Directions: Below is a set of records; print all of them exactly as written.

+++++

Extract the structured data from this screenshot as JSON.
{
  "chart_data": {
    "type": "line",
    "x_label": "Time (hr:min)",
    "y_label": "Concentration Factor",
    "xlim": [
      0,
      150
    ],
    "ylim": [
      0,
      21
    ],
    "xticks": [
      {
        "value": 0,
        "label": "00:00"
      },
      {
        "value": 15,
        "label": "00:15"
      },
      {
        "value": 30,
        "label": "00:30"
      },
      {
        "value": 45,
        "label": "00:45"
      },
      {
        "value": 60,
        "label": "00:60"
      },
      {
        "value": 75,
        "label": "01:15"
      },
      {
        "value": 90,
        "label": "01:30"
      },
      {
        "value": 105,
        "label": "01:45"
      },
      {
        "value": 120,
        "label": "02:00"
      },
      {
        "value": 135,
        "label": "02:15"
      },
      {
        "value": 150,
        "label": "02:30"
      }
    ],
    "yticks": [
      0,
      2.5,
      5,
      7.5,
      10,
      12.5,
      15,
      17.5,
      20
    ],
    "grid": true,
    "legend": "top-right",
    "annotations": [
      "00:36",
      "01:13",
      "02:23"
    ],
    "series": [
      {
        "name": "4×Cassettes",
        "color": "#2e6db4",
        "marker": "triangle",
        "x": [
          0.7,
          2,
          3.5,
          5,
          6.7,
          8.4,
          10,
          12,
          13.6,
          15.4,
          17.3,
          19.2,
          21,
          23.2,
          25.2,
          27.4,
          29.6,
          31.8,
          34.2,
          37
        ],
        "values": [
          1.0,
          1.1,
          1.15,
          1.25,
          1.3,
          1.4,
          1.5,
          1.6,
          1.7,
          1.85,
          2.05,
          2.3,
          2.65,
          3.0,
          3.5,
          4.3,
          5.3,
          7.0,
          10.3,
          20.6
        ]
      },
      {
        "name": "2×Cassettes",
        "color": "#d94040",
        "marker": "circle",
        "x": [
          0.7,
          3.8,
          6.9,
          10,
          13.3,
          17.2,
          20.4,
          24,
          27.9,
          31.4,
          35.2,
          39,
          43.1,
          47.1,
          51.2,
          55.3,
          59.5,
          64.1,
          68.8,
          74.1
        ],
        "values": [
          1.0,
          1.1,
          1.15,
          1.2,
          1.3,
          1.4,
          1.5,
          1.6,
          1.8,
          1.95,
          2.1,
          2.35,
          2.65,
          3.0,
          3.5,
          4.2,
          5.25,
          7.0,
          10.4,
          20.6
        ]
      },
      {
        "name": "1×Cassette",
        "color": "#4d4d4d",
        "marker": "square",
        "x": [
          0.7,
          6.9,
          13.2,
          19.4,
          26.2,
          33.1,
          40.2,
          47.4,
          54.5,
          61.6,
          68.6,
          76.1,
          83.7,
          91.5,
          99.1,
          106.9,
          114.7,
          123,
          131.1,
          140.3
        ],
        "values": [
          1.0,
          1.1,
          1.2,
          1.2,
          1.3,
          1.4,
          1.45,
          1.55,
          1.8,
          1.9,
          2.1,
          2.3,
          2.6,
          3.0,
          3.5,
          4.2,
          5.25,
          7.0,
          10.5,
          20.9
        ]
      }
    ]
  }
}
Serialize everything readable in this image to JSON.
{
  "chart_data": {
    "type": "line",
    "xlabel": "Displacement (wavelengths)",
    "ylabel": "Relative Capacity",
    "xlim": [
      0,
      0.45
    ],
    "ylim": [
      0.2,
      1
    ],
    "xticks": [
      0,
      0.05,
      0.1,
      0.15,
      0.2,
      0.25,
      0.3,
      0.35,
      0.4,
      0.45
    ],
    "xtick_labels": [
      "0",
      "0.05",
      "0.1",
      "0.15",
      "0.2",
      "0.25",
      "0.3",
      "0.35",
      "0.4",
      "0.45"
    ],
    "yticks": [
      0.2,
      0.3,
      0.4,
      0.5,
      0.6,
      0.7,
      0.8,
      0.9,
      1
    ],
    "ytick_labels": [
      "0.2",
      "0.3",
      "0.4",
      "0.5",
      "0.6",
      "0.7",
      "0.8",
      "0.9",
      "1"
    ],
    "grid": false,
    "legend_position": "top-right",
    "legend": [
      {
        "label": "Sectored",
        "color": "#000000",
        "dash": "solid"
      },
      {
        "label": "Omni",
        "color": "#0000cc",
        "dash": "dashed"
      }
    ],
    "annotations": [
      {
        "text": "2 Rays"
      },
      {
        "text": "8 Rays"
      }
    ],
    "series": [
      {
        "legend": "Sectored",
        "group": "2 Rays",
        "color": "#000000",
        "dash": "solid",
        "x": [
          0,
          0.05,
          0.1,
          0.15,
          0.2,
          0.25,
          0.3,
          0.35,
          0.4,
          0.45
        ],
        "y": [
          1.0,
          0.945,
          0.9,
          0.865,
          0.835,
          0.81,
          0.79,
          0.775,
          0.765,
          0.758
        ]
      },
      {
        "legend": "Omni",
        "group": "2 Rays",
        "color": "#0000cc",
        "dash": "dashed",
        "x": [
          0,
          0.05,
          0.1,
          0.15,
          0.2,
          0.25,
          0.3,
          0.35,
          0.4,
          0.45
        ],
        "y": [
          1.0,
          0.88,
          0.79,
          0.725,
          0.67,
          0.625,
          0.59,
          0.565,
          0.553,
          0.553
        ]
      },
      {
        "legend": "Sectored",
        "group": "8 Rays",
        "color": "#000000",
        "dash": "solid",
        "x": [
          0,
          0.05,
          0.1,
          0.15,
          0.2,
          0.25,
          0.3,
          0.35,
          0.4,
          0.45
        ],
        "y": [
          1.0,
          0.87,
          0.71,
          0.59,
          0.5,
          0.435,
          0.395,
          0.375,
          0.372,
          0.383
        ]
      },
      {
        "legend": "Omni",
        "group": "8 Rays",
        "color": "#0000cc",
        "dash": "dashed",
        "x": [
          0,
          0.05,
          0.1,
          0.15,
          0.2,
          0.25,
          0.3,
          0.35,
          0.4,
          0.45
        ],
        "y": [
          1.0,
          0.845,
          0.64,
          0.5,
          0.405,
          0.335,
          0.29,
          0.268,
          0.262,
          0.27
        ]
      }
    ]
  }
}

+++++

Expected answer:
Extract the structured data from this screenshot as JSON.
{
  "chart_data": {
    "type": "line",
    "x_label": "Time (hr:min)",
    "y_label": "Concentration Factor",
    "xlim": [
      0,
      150
    ],
    "ylim": [
      0,
      21
    ],
    "xticks": [
      {
        "value": 0,
        "label": "00:00"
      },
      {
        "value": 15,
        "label": "00:15"
      },
      {
        "value": 30,
        "label": "00:30"
      },
      {
        "value": 45,
        "label": "00:45"
      },
      {
        "value": 60,
        "label": "00:60"
      },
      {
        "value": 75,
        "label": "01:15"
      },
      {
        "value": 90,
        "label": "01:30"
      },
      {
        "value": 105,
        "label": "01:45"
      },
      {
        "value": 120,
        "label": "02:00"
      },
      {
        "value": 135,
        "label": "02:15"
      },
      {
        "value": 150,
        "label": "02:30"
      }
    ],
    "yticks": [
      0,
      2.5,
      5,
      7.5,
      10,
      12.5,
      15,
      17.5,
      20
    ],
    "grid": true,
    "legend": "top-right",
    "annotations": [
      "00:36",
      "01:13",
      "02:23"
    ],
    "series": [
      {
        "name": "4×Cassettes",
        "color": "#2e6db4",
        "marker": "triangle",
        "x": [
          0.7,
          2,
          3.5,
          5,
          6.7,
          8.4,
          10,
          12,
          13.6,
          15.4,
          17.3,
          19.2,
          21,
          23.2,
          25.2,
          27.4,
          29.6,
          31.8,
          34.2,
          37
        ],
        "values": [
          1.0,
          1.1,
          1.15,
          1.25,
          1.3,
          1.4,
          1.5,
          1.6,
          1.7,
          1.85,
          2.05,
          2.3,
          2.65,
          3.0,
          3.5,
          4.3,
          5.3,
          7.0,
          10.3,
          20.6
        ]
      },
      {
        "name": "2×Cassettes",
        "color": "#d94040",
        "marker": "circle",
        "x": [
          0.7,
          3.8,
          6.9,
          10,
          13.3,
          17.2,
          20.4,
          24,
          27.9,
          31.4,
          35.2,
          39,
          43.1,
          47.1,
          51.2,
          55.3,
          59.5,
          64.1,
          68.8,
          74.1
        ],
        "values": [
          1.0,
          1.1,
          1.15,
          1.2,
          1.3,
          1.4,
          1.5,
          1.6,
          1.8,
          1.95,
          2.1,
          2.35,
          2.65,
          3.0,
          3.5,
          4.2,
          5.25,
          7.0,
          10.4,
          20.6
        ]
      },
      {
        "name": "1×Cassette",
        "color": "#4d4d4d",
        "marker": "square",
        "x": [
          0.7,
          6.9,
          13.2,
          19.4,
          26.2,
          33.1,
          40.2,
          47.4,
          54.5,
          61.6,
          68.6,
          76.1,
          83.7,
          91.5,
          99.1,
          106.9,
          114.7,
          123,
          131.1,
          140.3
        ],
        "values": [
          1.0,
          1.1,
          1.2,
          1.2,
          1.3,
          1.4,
          1.45,
          1.55,
          1.8,
          1.9,
          2.1,
          2.3,
          2.6,
          3.0,
          3.5,
          4.2,
          5.25,
          7.0,
          10.5,
          20.9
        ]
      }
    ]
  }
}
Serialize everything readable in this image to JSON.
{
  "chart_data": {
    "type": "line",
    "xlabel": "Displacement (wavelengths)",
    "ylabel": "Relative Capacity",
    "xlim": [
      0,
      0.45
    ],
    "ylim": [
      0.2,
      1
    ],
    "xticks": [
      0,
      0.05,
      0.1,
      0.15,
      0.2,
      0.25,
      0.3,
      0.35,
      0.4,
      0.45
    ],
    "xtick_labels": [
      "0",
      "0.05",
      "0.1",
      "0.15",
      "0.2",
      "0.25",
      "0.3",
      "0.35",
      "0.4",
      "0.45"
    ],
    "yticks": [
      0.2,
      0.3,
      0.4,
      0.5,
      0.6,
      0.7,
      0.8,
      0.9,
      1
    ],
    "ytick_labels": [
      "0.2",
      "0.3",
      "0.4",
      "0.5",
      "0.6",
      "0.7",
      "0.8",
      "0.9",
      "1"
    ],
    "grid": false,
    "legend_position": "top-right",
    "legend": [
      {
        "label": "Sectored",
        "color": "#000000",
        "dash": "solid"
      },
      {
        "label": "Omni",
        "color": "#0000cc",
        "dash": "dashed"
      }
    ],
    "annotations": [
      {
        "text": "2 Rays"
      },
      {
        "text": "8 Rays"
      }
    ],
    "series": [
      {
        "legend": "Sectored",
        "group": "2 Rays",
        "color": "#000000",
        "dash": "solid",
        "x": [
          0,
          0.05,
          0.1,
          0.15,
          0.2,
          0.25,
          0.3,
          0.35,
          0.4,
          0.45
        ],
        "y": [
          1.0,
          0.945,
          0.9,
          0.865,
          0.835,
          0.81,
          0.79,
          0.775,
          0.765,
          0.758
        ]
      },
      {
        "legend": "Omni",
        "group": "2 Rays",
        "color": "#0000cc",
        "dash": "dashed",
        "x": [
          0,
          0.05,
          0.1,
          0.15,
          0.2,
          0.25,
          0.3,
          0.35,
          0.4,
          0.45
        ],
        "y": [
          1.0,
          0.88,
          0.79,
          0.725,
          0.67,
          0.625,
          0.59,
          0.565,
          0.553,
          0.553
        ]
      },
      {
        "legend": "Sectored",
        "group": "8 Rays",
        "color": "#000000",
        "dash": "solid",
        "x": [
          0,
          0.05,
          0.1,
          0.15,
          0.2,
          0.25,
          0.3,
          0.35,
          0.4,
          0.45
        ],
        "y": [
          1.0,
          0.87,
          0.71,
          0.59,
          0.5,
          0.435,
          0.395,
          0.375,
          0.372,
          0.383
        ]
      },
      {
        "legend": "Omni",
        "group": "8 Rays",
        "color": "#0000cc",
        "dash": "dashed",
        "x": [
          0,
          0.05,
          0.1,
          0.15,
          0.2,
          0.25,
          0.3,
          0.35,
          0.4,
          0.45
        ],
        "y": [
          1.0,
          0.845,
          0.64,
          0.5,
          0.405,
          0.335,
          0.29,
          0.268,
          0.262,
          0.27
        ]
      }
    ]
  }
}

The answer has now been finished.